● **Problem statement**:
Go through the material below and copy each line where the word "crisis" appears.

* begin *

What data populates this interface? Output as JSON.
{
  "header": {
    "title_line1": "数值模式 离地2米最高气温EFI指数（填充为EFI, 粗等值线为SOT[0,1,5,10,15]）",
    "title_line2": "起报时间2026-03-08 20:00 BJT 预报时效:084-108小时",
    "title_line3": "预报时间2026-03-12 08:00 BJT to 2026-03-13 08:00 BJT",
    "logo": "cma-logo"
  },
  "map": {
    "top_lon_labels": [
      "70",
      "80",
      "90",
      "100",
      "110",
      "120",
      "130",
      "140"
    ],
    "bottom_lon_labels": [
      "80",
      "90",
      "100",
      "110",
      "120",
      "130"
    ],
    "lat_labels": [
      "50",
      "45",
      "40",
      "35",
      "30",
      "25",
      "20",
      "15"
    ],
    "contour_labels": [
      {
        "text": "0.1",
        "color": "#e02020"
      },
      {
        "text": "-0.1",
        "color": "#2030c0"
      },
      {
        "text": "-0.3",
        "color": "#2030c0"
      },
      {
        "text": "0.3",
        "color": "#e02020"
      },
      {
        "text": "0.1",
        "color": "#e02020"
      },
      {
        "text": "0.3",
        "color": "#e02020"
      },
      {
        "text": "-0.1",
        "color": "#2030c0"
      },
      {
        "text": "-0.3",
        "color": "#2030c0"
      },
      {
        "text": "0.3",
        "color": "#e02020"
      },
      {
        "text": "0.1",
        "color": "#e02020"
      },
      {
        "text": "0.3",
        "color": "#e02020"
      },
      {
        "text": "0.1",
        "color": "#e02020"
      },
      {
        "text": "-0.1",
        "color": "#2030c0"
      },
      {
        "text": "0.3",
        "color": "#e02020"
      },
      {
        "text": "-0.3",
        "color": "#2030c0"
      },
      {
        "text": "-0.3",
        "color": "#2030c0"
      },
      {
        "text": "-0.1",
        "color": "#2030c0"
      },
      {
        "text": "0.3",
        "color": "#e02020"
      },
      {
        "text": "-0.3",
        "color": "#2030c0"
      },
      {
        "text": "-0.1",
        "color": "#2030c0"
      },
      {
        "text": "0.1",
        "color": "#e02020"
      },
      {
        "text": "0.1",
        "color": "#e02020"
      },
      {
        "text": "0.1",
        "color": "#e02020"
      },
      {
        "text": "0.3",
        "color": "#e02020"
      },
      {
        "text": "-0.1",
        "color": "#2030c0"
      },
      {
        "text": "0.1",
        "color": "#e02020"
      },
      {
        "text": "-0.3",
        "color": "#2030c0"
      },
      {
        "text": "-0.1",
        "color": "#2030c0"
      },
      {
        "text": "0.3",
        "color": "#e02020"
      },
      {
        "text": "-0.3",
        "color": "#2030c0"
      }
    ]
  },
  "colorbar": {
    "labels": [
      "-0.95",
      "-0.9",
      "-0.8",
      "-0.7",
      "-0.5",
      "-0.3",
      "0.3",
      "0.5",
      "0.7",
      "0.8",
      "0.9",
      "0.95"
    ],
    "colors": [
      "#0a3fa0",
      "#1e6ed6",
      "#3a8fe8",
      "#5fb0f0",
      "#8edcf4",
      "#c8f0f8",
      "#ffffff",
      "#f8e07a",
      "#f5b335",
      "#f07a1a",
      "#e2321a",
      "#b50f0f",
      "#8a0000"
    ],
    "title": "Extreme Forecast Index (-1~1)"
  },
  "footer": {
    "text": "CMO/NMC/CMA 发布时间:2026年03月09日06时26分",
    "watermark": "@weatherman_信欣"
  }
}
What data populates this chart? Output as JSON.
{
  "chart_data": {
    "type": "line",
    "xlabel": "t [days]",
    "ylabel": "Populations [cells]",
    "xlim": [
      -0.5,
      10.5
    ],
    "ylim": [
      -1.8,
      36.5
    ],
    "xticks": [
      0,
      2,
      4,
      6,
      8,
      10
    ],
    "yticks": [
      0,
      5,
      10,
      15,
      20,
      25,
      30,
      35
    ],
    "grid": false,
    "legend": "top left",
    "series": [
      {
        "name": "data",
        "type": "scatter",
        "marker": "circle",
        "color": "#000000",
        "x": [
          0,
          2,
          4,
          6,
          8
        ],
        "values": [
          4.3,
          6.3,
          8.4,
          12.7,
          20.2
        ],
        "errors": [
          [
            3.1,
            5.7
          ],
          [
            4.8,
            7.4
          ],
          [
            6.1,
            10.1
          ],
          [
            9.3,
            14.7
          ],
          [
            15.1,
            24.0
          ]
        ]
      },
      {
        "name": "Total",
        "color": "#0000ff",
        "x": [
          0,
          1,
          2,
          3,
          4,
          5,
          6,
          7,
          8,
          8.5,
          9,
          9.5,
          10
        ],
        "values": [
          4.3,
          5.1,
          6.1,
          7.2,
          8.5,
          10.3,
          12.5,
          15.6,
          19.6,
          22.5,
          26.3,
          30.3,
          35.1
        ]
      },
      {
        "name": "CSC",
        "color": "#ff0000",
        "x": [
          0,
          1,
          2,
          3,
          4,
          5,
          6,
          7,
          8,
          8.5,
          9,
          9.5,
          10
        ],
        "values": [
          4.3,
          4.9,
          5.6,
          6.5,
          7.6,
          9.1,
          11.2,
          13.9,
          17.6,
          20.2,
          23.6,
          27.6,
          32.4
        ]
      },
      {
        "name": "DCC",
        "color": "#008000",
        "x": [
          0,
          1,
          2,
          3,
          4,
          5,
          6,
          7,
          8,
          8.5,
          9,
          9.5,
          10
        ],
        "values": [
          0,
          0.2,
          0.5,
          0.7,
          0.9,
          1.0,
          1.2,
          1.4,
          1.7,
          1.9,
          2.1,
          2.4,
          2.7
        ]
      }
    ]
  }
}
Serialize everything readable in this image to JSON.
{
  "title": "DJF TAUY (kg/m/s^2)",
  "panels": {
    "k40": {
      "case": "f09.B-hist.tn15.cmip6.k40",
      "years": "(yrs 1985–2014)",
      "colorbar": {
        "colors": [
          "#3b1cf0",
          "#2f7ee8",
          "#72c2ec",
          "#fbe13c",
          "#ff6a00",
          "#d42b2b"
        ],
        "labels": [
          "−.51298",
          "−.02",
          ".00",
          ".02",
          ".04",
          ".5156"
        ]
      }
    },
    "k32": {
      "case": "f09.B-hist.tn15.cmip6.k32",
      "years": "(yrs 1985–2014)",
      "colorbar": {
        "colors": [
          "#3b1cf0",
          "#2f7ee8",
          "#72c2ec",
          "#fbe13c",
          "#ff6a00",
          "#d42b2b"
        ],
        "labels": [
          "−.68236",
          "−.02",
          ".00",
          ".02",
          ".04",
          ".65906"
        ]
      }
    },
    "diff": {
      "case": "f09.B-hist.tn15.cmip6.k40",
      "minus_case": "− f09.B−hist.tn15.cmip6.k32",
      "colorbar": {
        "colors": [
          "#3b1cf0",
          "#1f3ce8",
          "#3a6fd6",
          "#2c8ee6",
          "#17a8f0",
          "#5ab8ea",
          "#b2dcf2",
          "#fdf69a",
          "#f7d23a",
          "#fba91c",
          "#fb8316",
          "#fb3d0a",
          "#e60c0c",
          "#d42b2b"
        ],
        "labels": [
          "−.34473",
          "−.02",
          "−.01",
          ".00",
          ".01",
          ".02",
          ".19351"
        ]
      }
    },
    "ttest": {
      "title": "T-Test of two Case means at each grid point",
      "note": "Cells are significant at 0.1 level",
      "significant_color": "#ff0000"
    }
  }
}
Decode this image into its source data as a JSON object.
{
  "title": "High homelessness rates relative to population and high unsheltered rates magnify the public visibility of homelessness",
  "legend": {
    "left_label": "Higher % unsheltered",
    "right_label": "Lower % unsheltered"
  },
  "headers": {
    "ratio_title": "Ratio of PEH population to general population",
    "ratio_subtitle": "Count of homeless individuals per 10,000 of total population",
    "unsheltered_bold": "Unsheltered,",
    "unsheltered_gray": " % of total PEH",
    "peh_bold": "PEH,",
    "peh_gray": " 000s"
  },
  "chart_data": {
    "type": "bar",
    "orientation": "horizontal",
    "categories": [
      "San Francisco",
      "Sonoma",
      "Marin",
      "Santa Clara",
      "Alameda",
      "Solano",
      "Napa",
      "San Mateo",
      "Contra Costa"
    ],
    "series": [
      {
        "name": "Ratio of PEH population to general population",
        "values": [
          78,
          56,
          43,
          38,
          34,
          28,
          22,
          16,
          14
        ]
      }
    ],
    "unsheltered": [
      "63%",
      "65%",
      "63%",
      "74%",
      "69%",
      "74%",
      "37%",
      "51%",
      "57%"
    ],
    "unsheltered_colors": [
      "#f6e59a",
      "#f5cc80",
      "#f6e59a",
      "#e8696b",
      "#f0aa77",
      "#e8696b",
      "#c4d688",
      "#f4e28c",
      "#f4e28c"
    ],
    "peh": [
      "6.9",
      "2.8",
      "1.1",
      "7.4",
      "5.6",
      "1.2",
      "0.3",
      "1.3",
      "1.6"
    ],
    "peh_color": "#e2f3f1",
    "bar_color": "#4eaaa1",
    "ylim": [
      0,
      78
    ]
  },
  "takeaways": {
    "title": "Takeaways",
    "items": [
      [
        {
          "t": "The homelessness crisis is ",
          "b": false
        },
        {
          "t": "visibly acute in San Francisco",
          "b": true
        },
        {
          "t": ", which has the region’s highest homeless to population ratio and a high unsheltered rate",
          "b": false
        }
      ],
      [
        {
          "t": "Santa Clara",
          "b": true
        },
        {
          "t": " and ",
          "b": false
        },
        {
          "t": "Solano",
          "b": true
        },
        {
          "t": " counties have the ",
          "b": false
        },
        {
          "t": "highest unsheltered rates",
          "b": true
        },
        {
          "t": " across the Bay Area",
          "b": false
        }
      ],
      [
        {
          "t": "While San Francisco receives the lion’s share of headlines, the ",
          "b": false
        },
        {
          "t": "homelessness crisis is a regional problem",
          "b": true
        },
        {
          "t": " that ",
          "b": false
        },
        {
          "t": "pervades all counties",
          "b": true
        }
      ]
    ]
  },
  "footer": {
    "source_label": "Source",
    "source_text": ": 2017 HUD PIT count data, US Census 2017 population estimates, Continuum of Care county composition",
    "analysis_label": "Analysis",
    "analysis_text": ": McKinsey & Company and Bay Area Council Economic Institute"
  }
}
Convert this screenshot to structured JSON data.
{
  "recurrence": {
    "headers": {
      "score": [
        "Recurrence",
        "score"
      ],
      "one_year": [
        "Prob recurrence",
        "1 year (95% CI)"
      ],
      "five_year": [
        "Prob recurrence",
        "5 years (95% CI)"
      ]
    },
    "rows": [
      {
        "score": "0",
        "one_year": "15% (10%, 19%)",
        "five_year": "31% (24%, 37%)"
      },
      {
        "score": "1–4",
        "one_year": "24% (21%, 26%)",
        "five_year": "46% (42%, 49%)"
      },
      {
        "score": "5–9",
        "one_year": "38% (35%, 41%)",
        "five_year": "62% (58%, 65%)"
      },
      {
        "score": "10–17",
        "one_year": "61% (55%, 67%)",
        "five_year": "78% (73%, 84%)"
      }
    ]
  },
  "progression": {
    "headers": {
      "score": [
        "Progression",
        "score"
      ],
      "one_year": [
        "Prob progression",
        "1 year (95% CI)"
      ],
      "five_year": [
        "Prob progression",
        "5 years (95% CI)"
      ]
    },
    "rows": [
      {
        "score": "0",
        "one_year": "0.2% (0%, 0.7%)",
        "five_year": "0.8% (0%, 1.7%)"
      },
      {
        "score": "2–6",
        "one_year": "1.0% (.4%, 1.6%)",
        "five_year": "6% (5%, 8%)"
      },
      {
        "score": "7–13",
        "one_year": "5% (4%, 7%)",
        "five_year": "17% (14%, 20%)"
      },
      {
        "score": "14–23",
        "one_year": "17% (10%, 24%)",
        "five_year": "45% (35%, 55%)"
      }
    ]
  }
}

* end *

● **Task output**:
          "t": "The homelessness crisis is ",
          "t": "homelessness crisis is a regional problem",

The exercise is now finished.